┌─ DATA SHOWN
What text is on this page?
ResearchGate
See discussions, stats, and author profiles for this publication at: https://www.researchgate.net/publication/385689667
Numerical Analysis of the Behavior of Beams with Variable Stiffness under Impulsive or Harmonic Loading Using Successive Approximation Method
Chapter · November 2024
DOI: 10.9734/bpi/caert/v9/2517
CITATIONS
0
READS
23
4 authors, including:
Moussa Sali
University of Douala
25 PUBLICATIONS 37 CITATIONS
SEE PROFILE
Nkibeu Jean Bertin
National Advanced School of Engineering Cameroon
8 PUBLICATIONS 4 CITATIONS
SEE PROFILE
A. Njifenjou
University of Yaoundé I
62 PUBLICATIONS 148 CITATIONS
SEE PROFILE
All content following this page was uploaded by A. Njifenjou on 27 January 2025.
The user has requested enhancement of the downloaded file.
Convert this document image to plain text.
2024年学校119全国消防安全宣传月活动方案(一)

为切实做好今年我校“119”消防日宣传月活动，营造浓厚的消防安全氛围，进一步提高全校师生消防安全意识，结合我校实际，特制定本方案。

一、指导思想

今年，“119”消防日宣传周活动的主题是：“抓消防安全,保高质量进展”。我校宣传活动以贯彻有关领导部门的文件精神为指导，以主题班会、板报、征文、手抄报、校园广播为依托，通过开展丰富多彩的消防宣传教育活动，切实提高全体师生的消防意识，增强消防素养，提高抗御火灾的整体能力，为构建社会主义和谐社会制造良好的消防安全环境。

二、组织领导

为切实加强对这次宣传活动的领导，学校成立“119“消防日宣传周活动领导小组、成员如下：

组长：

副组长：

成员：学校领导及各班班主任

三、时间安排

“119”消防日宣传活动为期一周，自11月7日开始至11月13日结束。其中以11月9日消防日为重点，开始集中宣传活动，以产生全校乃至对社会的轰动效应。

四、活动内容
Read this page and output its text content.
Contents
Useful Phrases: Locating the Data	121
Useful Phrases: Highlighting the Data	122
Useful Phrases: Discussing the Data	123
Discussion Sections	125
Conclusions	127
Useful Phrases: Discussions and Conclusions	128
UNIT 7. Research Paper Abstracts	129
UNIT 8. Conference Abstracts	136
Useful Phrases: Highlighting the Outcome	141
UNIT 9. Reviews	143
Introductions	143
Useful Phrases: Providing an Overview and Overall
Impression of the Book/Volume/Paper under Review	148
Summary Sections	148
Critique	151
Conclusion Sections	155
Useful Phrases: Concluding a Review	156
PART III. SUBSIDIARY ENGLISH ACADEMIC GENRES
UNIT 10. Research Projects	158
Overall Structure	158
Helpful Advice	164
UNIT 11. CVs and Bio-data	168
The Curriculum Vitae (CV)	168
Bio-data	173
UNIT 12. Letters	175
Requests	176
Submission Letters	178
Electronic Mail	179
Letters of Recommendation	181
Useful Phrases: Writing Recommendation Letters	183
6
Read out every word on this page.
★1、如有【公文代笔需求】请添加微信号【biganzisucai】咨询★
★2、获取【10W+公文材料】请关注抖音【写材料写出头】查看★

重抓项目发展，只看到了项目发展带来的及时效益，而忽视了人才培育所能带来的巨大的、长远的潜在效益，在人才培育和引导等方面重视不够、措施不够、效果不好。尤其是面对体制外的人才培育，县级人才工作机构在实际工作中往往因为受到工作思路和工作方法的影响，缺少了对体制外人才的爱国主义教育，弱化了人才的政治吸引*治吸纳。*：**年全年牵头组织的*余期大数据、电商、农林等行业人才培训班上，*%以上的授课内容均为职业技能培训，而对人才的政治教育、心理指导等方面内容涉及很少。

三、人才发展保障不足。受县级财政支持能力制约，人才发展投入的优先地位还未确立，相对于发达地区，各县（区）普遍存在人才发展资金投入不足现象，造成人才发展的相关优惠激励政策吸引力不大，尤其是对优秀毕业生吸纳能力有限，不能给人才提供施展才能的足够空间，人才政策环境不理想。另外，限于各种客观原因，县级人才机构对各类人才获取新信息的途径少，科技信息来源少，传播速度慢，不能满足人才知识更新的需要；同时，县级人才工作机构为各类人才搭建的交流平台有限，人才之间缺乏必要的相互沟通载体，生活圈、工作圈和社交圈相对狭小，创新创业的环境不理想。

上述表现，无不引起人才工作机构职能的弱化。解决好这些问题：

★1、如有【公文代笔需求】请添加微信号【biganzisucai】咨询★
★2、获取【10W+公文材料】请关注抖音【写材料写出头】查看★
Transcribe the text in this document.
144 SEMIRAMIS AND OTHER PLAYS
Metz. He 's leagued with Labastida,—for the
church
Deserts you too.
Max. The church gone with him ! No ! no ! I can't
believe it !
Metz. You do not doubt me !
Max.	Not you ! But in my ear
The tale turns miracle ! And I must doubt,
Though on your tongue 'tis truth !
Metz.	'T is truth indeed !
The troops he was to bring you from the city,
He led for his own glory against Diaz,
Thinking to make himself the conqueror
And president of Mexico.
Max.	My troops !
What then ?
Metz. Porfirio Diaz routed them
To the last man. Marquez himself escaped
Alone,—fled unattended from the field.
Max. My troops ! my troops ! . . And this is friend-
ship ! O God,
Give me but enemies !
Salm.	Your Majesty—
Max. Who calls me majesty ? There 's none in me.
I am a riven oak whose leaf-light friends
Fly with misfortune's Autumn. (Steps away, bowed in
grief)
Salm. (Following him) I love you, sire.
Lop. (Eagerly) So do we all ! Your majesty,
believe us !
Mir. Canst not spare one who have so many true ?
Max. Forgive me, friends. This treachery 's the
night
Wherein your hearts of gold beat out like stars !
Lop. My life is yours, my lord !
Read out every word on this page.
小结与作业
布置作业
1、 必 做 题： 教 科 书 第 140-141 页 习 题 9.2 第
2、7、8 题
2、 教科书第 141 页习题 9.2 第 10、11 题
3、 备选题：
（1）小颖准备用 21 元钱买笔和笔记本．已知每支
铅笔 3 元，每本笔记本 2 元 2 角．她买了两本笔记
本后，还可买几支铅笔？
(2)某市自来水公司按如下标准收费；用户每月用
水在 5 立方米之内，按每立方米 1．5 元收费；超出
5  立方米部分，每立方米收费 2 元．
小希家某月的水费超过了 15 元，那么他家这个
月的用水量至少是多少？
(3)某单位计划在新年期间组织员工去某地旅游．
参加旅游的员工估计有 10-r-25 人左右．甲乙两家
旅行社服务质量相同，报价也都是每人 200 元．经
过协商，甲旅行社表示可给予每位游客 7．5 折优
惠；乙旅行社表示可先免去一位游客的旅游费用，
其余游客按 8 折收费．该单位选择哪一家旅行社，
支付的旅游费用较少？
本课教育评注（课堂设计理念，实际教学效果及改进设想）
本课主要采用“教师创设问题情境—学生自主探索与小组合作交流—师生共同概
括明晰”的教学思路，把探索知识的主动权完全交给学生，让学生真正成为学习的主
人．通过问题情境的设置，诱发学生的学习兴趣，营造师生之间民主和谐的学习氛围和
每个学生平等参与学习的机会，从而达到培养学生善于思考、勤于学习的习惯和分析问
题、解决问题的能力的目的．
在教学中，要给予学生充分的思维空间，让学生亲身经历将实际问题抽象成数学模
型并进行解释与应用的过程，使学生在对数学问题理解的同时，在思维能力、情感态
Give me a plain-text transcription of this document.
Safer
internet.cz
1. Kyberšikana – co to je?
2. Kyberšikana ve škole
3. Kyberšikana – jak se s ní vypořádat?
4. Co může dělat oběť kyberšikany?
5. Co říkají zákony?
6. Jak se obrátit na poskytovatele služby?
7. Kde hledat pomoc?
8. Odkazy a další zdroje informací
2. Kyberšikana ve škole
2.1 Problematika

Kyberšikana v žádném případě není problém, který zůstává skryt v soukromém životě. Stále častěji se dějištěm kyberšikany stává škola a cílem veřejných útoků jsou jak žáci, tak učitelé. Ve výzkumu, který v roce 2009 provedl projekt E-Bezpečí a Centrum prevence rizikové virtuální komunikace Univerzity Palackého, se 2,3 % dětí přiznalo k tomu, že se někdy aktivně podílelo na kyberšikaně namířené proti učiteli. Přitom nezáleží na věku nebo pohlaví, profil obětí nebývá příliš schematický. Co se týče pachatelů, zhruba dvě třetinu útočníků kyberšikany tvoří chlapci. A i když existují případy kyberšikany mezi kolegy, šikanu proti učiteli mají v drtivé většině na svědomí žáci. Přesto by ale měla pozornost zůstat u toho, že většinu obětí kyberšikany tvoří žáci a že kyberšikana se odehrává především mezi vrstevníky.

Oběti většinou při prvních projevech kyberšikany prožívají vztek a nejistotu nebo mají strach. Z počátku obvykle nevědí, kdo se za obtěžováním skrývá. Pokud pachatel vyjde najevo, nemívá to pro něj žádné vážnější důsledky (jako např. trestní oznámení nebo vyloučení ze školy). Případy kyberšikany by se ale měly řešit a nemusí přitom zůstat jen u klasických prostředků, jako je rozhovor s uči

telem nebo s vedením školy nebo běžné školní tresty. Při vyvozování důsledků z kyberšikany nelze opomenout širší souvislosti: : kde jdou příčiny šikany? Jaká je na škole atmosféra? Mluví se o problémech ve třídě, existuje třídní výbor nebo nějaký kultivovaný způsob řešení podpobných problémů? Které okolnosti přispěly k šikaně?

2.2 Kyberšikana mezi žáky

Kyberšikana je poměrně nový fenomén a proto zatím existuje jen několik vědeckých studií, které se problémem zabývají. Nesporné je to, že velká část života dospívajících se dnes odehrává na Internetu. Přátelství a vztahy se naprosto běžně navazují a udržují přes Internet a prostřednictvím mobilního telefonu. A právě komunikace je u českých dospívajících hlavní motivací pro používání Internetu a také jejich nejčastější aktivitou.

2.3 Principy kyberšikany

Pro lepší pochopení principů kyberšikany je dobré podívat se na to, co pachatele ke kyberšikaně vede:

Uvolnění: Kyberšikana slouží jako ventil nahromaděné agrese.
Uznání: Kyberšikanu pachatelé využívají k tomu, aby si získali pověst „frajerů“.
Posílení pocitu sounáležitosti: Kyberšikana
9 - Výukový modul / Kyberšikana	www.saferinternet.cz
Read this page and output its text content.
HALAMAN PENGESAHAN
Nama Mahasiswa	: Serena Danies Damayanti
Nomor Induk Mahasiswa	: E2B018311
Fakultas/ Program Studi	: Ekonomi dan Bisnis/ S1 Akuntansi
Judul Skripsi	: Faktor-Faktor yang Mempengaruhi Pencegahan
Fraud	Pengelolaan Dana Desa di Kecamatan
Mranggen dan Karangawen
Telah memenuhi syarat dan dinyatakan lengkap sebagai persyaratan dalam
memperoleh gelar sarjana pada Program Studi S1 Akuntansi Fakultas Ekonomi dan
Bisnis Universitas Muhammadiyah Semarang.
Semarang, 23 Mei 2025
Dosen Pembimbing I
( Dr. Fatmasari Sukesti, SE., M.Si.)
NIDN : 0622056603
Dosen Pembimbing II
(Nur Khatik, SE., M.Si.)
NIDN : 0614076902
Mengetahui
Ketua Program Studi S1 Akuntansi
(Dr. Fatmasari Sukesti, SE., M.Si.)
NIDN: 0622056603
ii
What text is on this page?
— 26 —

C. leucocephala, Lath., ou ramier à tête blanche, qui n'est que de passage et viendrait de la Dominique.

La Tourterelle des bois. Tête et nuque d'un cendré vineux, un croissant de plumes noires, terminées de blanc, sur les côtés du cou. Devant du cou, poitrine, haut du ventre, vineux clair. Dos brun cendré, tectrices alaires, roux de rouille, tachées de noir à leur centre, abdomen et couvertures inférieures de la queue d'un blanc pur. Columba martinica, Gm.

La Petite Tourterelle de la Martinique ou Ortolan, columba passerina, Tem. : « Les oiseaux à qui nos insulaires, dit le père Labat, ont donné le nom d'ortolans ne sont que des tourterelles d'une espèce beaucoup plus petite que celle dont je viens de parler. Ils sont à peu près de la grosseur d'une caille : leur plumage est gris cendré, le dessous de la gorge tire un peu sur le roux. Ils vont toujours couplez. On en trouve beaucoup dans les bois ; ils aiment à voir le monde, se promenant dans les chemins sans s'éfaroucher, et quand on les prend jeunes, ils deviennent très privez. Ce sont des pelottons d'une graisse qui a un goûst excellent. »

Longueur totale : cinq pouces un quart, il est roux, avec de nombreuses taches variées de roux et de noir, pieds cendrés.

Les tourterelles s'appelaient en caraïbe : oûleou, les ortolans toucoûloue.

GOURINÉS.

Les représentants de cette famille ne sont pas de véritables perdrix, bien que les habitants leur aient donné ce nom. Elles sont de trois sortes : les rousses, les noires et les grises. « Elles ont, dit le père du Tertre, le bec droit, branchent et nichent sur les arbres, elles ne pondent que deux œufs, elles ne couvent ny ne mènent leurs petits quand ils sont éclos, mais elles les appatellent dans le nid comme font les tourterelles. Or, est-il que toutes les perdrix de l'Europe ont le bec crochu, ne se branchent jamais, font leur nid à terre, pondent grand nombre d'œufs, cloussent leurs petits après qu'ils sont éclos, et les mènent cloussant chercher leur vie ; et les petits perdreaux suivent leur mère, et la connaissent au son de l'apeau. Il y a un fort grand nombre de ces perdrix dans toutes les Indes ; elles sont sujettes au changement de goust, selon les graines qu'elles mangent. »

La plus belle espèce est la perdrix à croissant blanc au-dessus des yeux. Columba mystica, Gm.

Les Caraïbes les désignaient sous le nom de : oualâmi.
└─
PROBLEM DETAILS:
Using the listing above, state the number of lines that hold "CITATIONS", with no other text.

COMPLETED EXERCISE:
4